Task inputs:
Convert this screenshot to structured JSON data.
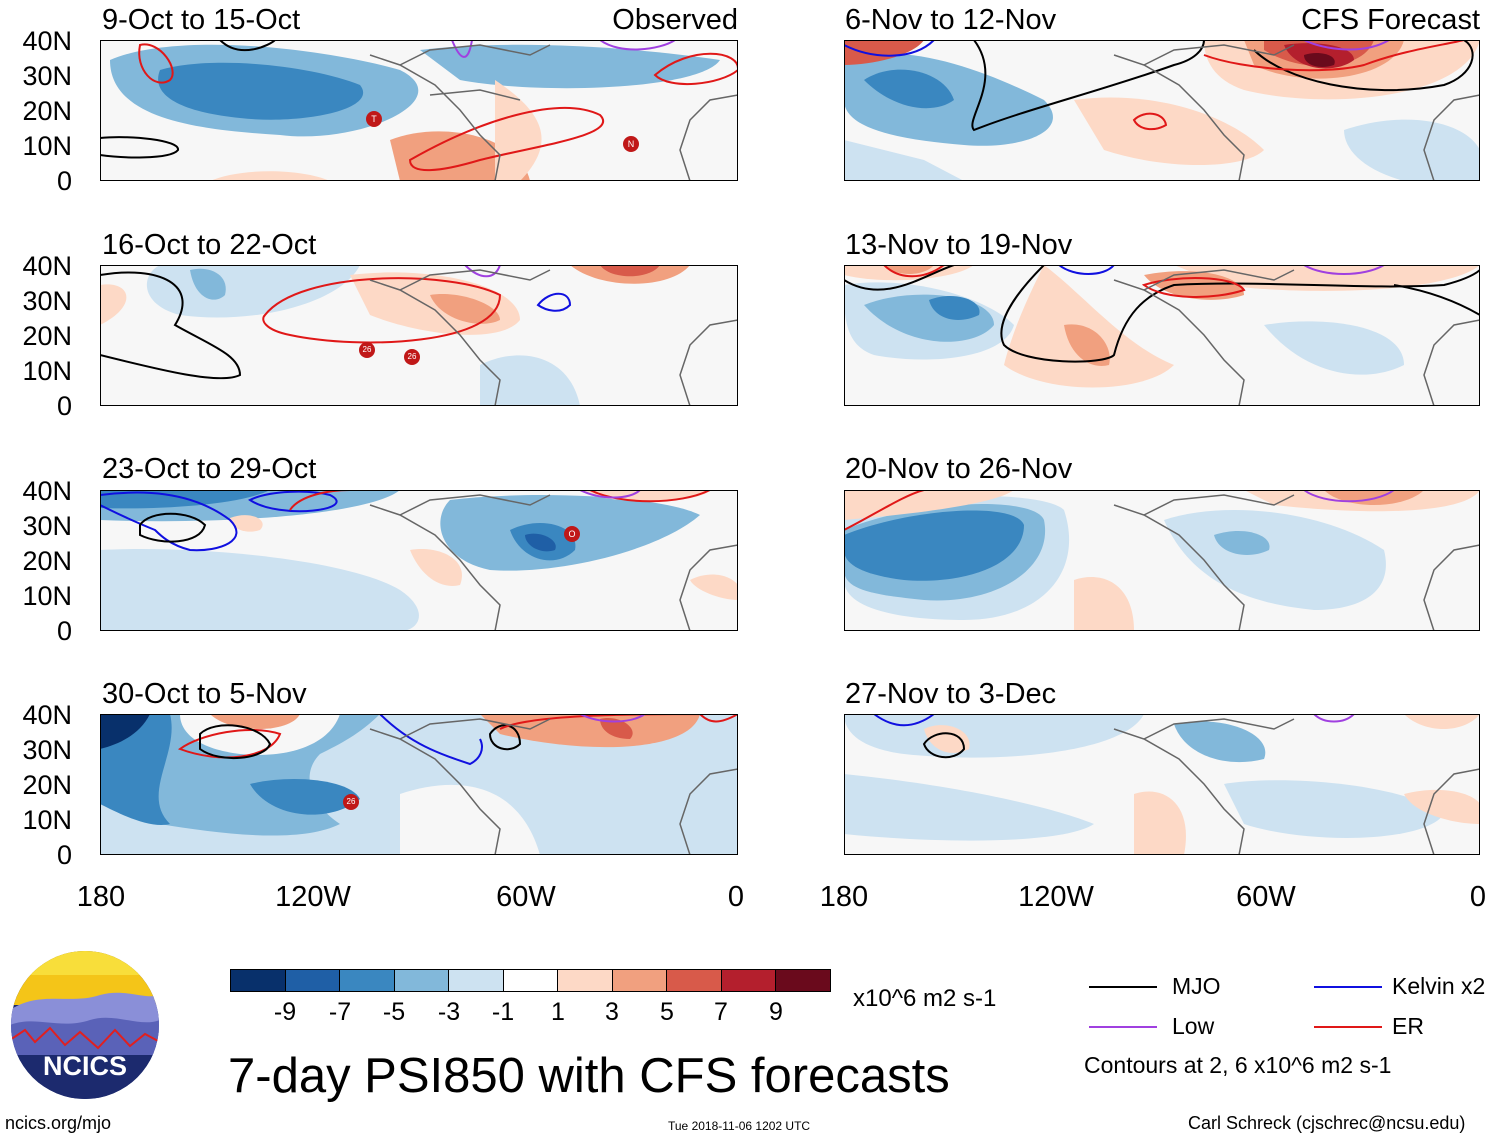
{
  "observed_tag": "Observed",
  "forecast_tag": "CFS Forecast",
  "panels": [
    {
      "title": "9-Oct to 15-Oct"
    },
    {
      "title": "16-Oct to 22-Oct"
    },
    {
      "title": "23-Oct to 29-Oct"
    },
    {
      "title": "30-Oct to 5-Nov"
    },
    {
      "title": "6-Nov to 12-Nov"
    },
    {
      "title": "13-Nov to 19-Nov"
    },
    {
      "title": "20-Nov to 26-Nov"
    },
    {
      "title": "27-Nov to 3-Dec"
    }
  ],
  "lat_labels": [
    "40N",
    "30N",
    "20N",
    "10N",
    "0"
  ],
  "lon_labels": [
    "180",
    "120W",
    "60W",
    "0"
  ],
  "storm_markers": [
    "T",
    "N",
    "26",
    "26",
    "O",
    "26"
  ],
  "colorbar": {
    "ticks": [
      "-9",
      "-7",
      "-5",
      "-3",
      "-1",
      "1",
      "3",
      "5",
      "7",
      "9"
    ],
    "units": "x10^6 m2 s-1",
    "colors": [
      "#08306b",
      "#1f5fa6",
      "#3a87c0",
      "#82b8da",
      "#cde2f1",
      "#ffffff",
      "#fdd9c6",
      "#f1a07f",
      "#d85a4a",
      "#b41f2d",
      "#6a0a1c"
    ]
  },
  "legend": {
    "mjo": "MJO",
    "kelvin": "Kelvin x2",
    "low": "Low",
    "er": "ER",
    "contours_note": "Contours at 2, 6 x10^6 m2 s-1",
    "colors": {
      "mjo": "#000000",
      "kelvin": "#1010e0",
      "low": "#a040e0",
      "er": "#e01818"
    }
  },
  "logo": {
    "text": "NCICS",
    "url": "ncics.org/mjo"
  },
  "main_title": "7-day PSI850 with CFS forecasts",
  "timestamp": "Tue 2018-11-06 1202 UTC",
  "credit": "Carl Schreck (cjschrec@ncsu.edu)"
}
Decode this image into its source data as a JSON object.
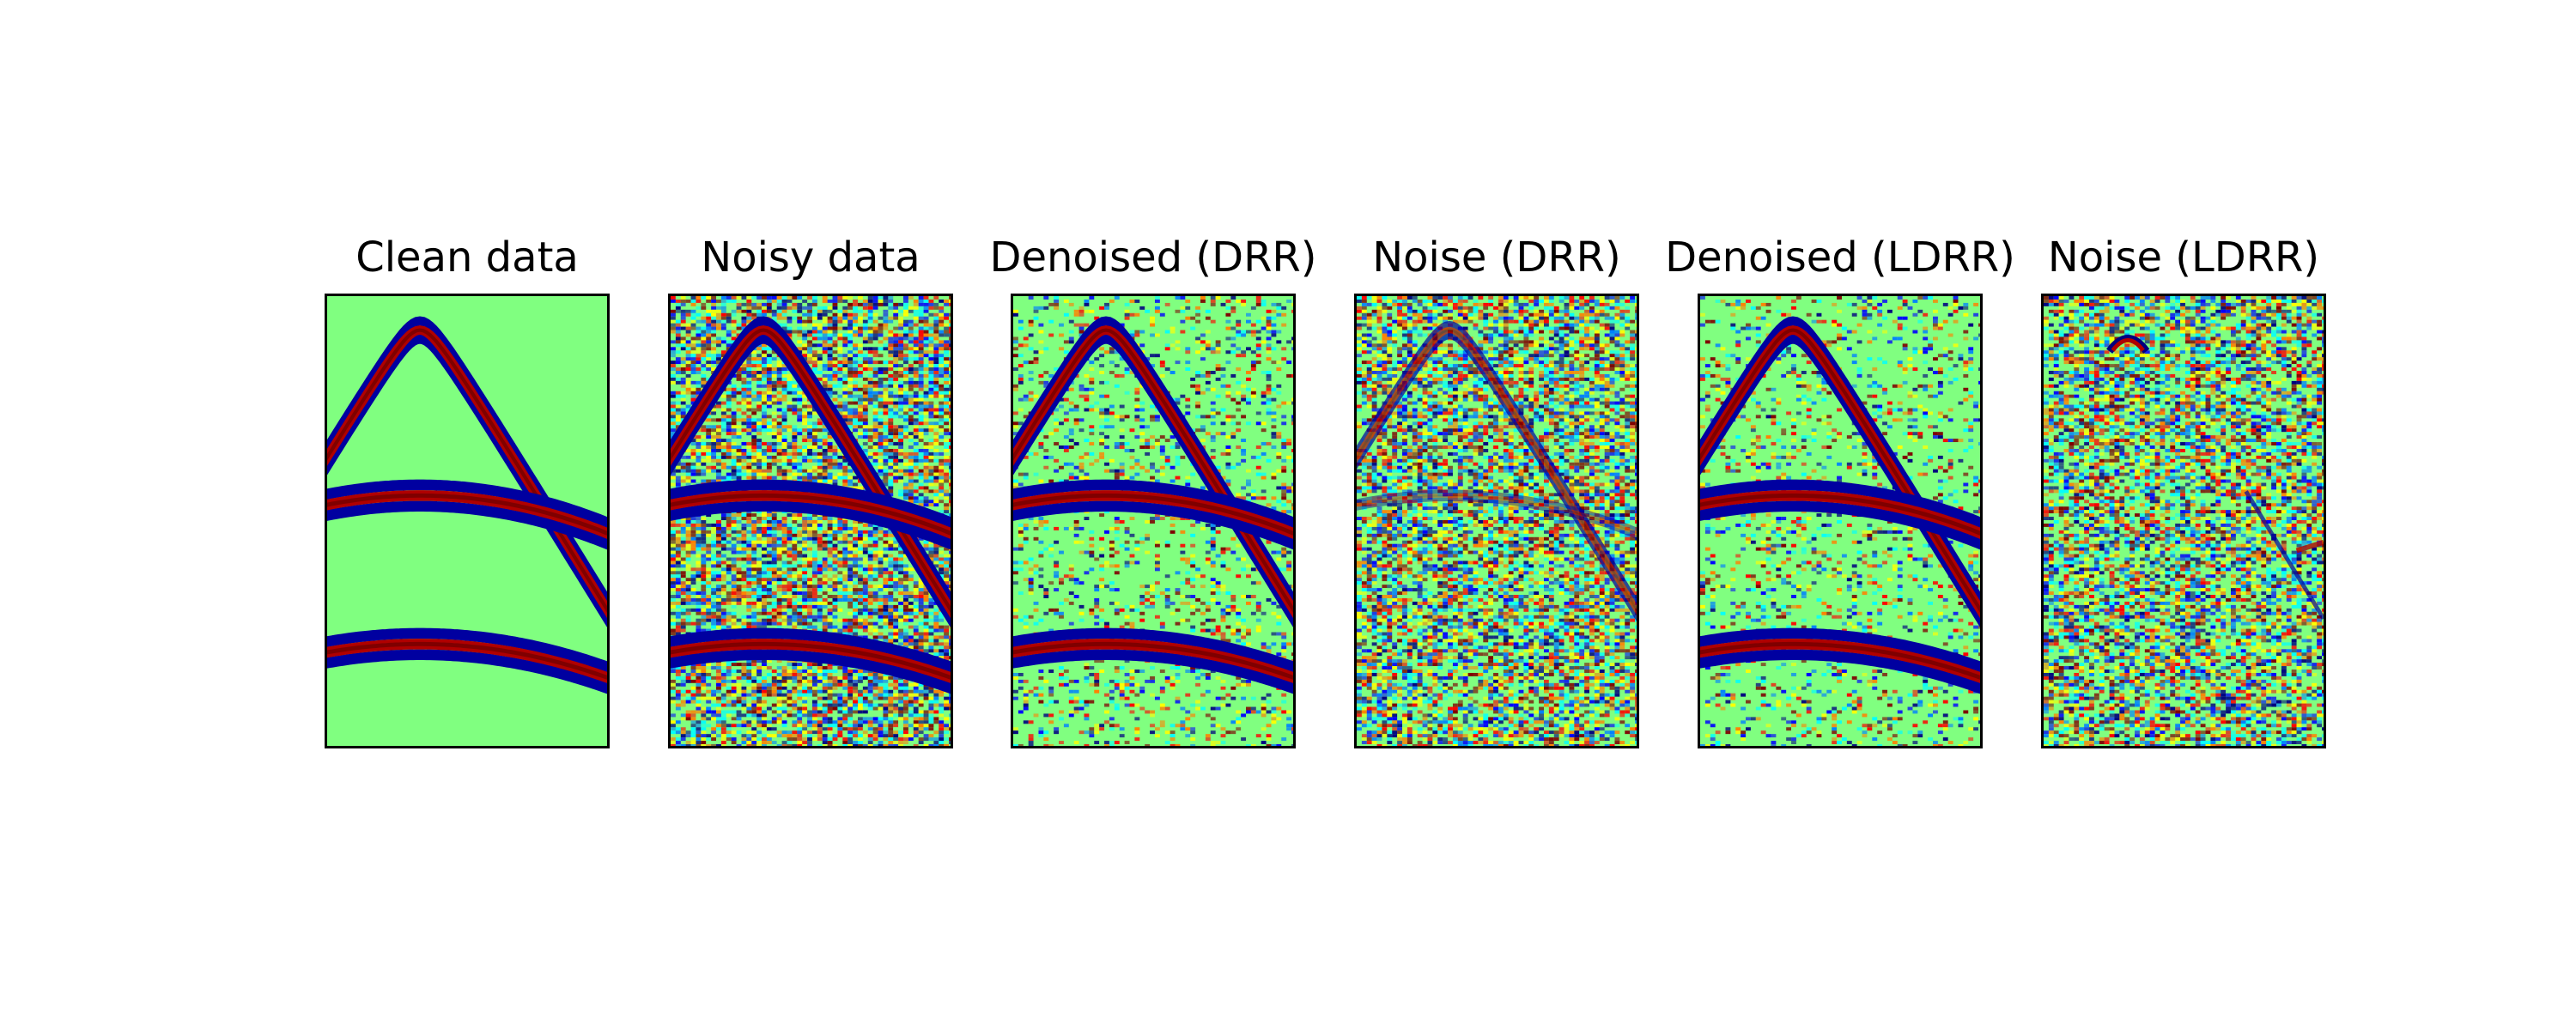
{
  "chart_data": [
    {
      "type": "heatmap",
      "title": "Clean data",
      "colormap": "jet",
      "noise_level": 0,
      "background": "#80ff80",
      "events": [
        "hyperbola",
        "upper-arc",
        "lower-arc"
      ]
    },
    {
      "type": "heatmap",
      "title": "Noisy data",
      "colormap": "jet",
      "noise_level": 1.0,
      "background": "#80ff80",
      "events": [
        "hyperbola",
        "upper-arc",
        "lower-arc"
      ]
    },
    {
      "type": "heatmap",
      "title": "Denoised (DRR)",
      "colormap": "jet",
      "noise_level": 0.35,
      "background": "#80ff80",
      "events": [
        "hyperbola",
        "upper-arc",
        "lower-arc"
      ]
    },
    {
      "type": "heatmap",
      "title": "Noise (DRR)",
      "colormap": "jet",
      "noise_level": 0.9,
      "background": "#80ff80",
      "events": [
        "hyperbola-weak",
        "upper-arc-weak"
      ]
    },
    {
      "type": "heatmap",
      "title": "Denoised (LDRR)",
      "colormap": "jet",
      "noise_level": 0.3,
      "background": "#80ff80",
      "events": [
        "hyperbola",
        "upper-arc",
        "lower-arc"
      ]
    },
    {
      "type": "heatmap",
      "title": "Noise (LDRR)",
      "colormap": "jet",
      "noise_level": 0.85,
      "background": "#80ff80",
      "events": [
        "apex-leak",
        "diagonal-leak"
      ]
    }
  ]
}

Work to do:
Find every line above that contains the word "JSON", and return each one.

The output:
Convert this screenshot to structured JSON data.
Decode this image into its source data as a JSON object.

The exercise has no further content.